◆ WHAT IS ASKED
Only a number is wanted: how many lines in the records below contain "JSON"?

(Entries from a dataset)
-=-=-

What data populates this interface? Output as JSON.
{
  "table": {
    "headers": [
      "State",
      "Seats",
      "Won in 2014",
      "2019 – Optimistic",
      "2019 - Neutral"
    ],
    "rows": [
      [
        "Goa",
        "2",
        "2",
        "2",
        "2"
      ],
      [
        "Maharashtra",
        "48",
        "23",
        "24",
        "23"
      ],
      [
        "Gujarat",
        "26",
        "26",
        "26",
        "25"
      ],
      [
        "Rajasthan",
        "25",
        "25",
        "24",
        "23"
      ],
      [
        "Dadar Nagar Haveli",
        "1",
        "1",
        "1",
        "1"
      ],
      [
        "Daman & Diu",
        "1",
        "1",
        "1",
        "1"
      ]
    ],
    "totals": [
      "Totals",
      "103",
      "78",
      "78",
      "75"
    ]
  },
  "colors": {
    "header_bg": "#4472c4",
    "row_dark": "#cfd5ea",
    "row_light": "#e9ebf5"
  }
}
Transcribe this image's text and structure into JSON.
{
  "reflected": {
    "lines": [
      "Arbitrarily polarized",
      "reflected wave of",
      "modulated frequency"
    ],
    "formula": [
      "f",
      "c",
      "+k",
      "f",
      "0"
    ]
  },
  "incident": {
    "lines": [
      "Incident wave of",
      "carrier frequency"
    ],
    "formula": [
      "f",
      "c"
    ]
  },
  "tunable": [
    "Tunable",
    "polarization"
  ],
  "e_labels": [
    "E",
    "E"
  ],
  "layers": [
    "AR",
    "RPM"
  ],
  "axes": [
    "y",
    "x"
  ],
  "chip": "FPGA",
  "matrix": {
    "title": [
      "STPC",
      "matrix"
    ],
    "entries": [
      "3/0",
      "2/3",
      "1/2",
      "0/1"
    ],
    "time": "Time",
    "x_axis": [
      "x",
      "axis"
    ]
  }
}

-=-=-

◆ ANSWER TO THIS TASK
2